Short problem> Sift the listing for lines that hold the string "Combustion" and pull them out.

Information shown>
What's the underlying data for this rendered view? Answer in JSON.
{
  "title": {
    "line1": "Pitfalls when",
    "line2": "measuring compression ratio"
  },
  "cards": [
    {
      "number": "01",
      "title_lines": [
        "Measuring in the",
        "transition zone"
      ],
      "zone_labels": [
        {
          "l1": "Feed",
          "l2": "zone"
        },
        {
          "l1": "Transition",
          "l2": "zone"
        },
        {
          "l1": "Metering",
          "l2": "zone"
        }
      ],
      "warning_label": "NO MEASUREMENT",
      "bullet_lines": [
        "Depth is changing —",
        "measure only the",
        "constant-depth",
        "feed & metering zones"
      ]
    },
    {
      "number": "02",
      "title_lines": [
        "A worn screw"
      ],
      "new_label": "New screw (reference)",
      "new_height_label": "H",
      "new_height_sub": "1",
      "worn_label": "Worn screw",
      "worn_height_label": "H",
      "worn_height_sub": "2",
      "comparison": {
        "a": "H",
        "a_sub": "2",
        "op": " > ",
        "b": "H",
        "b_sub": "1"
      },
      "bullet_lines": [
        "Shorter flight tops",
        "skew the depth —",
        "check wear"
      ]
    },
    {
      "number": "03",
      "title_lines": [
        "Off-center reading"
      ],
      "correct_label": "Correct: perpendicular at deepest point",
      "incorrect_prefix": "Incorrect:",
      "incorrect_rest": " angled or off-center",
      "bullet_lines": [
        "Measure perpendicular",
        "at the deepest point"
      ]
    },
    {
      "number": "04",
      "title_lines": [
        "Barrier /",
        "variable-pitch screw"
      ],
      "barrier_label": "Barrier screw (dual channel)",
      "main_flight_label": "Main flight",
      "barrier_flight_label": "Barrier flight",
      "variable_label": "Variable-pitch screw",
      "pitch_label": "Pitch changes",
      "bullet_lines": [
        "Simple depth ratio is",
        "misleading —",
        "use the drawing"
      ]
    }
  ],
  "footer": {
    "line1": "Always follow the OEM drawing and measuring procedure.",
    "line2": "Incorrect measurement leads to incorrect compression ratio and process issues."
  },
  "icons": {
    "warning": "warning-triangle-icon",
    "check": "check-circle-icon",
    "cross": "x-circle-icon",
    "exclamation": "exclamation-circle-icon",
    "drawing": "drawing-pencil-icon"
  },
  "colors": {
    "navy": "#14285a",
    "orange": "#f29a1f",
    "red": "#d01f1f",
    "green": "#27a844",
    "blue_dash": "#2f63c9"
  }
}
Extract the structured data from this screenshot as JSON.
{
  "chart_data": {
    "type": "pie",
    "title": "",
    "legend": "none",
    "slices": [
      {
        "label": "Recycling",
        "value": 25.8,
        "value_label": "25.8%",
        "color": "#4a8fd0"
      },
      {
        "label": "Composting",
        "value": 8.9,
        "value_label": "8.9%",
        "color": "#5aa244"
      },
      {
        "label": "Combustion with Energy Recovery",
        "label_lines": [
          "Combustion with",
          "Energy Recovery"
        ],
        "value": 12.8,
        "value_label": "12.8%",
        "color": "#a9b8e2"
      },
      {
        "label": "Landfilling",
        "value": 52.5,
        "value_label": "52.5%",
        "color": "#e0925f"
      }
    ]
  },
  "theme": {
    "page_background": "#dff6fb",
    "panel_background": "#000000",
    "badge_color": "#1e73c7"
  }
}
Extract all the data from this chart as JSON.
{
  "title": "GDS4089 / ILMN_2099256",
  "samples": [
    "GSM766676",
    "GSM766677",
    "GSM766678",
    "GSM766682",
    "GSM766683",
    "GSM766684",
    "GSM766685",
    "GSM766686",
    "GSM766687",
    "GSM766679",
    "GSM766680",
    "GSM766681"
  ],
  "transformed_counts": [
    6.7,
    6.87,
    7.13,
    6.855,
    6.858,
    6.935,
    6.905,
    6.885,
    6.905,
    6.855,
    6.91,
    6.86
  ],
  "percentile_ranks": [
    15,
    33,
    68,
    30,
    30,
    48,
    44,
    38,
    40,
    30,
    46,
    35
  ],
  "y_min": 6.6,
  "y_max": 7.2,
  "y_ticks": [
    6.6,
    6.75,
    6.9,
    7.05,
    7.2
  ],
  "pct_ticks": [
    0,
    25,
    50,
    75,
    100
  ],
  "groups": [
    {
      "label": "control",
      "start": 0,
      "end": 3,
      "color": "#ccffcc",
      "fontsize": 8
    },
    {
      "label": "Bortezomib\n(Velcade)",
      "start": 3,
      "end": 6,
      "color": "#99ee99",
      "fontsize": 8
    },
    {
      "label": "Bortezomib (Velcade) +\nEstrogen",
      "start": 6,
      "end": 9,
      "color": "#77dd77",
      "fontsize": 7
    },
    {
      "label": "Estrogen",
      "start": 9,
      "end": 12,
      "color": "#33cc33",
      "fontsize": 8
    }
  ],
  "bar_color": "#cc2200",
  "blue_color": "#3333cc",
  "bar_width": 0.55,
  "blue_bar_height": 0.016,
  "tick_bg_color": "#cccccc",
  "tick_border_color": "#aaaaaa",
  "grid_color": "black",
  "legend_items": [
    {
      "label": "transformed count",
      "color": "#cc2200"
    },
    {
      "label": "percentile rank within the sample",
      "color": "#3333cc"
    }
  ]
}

Correct response>
        "label": "Combustion with Energy Recovery",
          "Combustion with",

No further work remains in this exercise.